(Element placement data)
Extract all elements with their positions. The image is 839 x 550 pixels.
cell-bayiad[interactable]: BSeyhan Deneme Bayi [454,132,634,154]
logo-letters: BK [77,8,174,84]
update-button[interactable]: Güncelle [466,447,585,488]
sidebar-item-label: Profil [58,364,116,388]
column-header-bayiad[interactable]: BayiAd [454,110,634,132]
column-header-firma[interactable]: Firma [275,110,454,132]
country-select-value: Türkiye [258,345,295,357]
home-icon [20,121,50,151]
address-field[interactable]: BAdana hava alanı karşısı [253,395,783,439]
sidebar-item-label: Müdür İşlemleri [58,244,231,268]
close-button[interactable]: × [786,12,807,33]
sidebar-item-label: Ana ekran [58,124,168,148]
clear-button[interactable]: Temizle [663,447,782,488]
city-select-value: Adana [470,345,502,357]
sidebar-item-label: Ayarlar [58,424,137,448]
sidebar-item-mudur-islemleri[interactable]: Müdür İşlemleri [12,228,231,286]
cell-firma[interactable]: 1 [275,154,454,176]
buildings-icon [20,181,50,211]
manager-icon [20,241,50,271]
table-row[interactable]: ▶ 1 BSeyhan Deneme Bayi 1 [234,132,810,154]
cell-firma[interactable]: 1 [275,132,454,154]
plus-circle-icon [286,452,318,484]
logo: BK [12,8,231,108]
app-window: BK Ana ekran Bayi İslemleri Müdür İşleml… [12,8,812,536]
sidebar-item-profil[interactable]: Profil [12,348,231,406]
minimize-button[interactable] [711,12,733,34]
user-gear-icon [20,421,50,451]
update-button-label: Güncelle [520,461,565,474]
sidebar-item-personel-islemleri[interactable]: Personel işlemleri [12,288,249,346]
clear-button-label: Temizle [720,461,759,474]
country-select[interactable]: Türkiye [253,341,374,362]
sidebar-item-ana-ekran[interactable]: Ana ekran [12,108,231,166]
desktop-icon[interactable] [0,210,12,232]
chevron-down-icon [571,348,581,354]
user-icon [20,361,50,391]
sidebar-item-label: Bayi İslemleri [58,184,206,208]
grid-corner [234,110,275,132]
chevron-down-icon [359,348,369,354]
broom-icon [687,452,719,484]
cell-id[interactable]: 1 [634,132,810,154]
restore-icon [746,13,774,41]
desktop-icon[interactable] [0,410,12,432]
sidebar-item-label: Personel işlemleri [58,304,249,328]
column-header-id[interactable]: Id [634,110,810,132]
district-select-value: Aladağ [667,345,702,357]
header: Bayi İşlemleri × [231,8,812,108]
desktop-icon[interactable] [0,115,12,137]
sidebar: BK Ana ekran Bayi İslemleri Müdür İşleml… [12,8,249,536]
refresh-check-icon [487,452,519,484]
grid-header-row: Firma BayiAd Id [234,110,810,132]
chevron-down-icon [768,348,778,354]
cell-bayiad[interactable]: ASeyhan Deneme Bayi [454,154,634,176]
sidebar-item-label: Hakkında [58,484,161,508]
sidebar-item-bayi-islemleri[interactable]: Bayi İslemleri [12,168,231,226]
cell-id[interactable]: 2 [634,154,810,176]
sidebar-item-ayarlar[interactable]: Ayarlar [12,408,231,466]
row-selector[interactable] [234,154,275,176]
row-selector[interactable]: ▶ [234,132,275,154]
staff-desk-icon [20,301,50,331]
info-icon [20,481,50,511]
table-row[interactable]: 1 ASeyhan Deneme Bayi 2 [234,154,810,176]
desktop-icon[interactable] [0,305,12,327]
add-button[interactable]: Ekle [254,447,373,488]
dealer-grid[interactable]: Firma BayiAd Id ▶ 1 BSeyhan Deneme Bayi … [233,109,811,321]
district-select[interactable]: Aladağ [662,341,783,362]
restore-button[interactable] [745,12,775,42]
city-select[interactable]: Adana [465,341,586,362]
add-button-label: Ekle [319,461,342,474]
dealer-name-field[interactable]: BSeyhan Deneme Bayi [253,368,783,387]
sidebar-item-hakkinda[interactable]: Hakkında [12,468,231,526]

• **Set problem**
Rewrite the records above, substituting "dropdown-arrow-icon" for every occurrence of "chevron-down-icon" and leaving everything else unchanged.

• **Full output**
Extract all elements with their positions. The image is 839 x 550 pixels.
cell-bayiad[interactable]: BSeyhan Deneme Bayi [454,132,634,154]
logo-letters: BK [77,8,174,84]
update-button[interactable]: Güncelle [466,447,585,488]
sidebar-item-label: Profil [58,364,116,388]
column-header-bayiad[interactable]: BayiAd [454,110,634,132]
column-header-firma[interactable]: Firma [275,110,454,132]
country-select-value: Türkiye [258,345,295,357]
home-icon [20,121,50,151]
address-field[interactable]: BAdana hava alanı karşısı [253,395,783,439]
sidebar-item-label: Müdür İşlemleri [58,244,231,268]
close-button[interactable]: × [786,12,807,33]
sidebar-item-label: Ana ekran [58,124,168,148]
clear-button[interactable]: Temizle [663,447,782,488]
city-select-value: Adana [470,345,502,357]
sidebar-item-label: Ayarlar [58,424,137,448]
sidebar-item-mudur-islemleri[interactable]: Müdür İşlemleri [12,228,231,286]
cell-firma[interactable]: 1 [275,154,454,176]
buildings-icon [20,181,50,211]
manager-icon [20,241,50,271]
table-row[interactable]: ▶ 1 BSeyhan Deneme Bayi 1 [234,132,810,154]
cell-firma[interactable]: 1 [275,132,454,154]
plus-circle-icon [286,452,318,484]
logo: BK [12,8,231,108]
app-window: BK Ana ekran Bayi İslemleri Müdür İşleml… [12,8,812,536]
sidebar-item-profil[interactable]: Profil [12,348,231,406]
minimize-button[interactable] [711,12,733,34]
user-gear-icon [20,421,50,451]
update-button-label: Güncelle [520,461,565,474]
sidebar-item-personel-islemleri[interactable]: Personel işlemleri [12,288,249,346]
clear-button-label: Temizle [720,461,759,474]
country-select[interactable]: Türkiye [253,341,374,362]
sidebar-item-ana-ekran[interactable]: Ana ekran [12,108,231,166]
desktop-icon[interactable] [0,210,12,232]
dropdown-arrow-icon [571,348,581,354]
user-icon [20,361,50,391]
sidebar-item-label: Bayi İslemleri [58,184,206,208]
grid-corner [234,110,275,132]
dropdown-arrow-icon [359,348,369,354]
broom-icon [687,452,719,484]
cell-id[interactable]: 1 [634,132,810,154]
restore-icon [746,13,774,41]
desktop-icon[interactable] [0,410,12,432]
sidebar-item-label: Personel işlemleri [58,304,249,328]
column-header-id[interactable]: Id [634,110,810,132]
district-select-value: Aladağ [667,345,702,357]
header: Bayi İşlemleri × [231,8,812,108]
desktop-icon[interactable] [0,115,12,137]
sidebar: BK Ana ekran Bayi İslemleri Müdür İşleml… [12,8,249,536]
refresh-check-icon [487,452,519,484]
grid-header-row: Firma BayiAd Id [234,110,810,132]
dropdown-arrow-icon [768,348,778,354]
cell-bayiad[interactable]: ASeyhan Deneme Bayi [454,154,634,176]
sidebar-item-label: Hakkında [58,484,161,508]
sidebar-item-bayi-islemleri[interactable]: Bayi İslemleri [12,168,231,226]
cell-id[interactable]: 2 [634,154,810,176]
sidebar-item-ayarlar[interactable]: Ayarlar [12,408,231,466]
row-selector[interactable] [234,154,275,176]
row-selector[interactable]: ▶ [234,132,275,154]
staff-desk-icon [20,301,50,331]
info-icon [20,481,50,511]
table-row[interactable]: 1 ASeyhan Deneme Bayi 2 [234,154,810,176]
desktop-icon[interactable] [0,305,12,327]
add-button[interactable]: Ekle [254,447,373,488]
dealer-grid[interactable]: Firma BayiAd Id ▶ 1 BSeyhan Deneme Bayi … [233,109,811,321]
district-select[interactable]: Aladağ [662,341,783,362]
restore-button[interactable] [745,12,775,42]
city-select[interactable]: Adana [465,341,586,362]
add-button-label: Ekle [319,461,342,474]
dealer-name-field[interactable]: BSeyhan Deneme Bayi [253,368,783,387]
sidebar-item-hakkinda[interactable]: Hakkında [12,468,231,526]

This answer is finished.